Return the material word for word. Do not include the pictures.

# EXERCISE MATERIALS
● ● ● ● ●

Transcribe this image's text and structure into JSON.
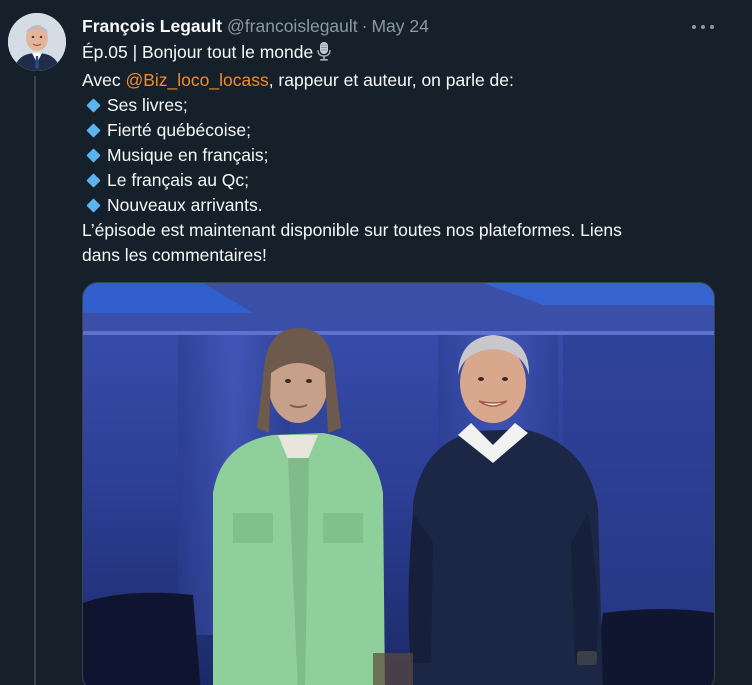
{
  "tweet": {
    "display_name": "François Legault",
    "handle": "@francoislegault",
    "separator": "·",
    "date": "May 24",
    "title_line": "Ép.05 | Bonjour tout le monde",
    "intro_prefix": "Avec ",
    "mention": "@Biz_loco_locass",
    "intro_suffix": ", rappeur et auteur, on parle de:",
    "bullets": [
      "Ses livres;",
      "Fierté québécoise;",
      "Musique en français;",
      "Le français au Qc;",
      "Nouveaux arrivants."
    ],
    "closing_line_1": "L’épisode est maintenant disponible sur toutes nos plateformes. Liens",
    "closing_line_2": "dans les commentaires!"
  },
  "icons": {
    "more": "more-horizontal-icon",
    "mic": "microphone-icon",
    "bullet": "small-blue-diamond-icon"
  },
  "colors": {
    "background": "#15202b",
    "text": "#f7f9f9",
    "secondary": "#8b98a5",
    "mention": "#f28c28",
    "bullet": "#5ab4f0",
    "thread_line": "#38444d"
  }
}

● ● ● ● ●

# FINISHED EXERCISE
Transcribe this image's text and structure into JSON.
{
  "tweet": {
    "display_name": "François Legault",
    "handle": "@francoislegault",
    "separator": "·",
    "date": "May 24",
    "title_line": "Ép.05 | Bonjour tout le monde",
    "intro_prefix": "Avec ",
    "mention": "@Biz_loco_locass",
    "intro_suffix": ", rappeur et auteur, on parle de:",
    "bullets": [
      "Ses livres;",
      "Fierté québécoise;",
      "Musique en français;",
      "Le français au Qc;",
      "Nouveaux arrivants."
    ],
    "closing_line_1": "L’épisode est maintenant disponible sur toutes nos plateformes. Liens",
    "closing_line_2": "dans les commentaires!"
  },
  "icons": {
    "more": "more-horizontal-icon",
    "mic": "microphone-icon",
    "bullet": "small-blue-diamond-icon"
  },
  "colors": {
    "background": "#15202b",
    "text": "#f7f9f9",
    "secondary": "#8b98a5",
    "mention": "#f28c28",
    "bullet": "#5ab4f0",
    "thread_line": "#38444d"
  }
}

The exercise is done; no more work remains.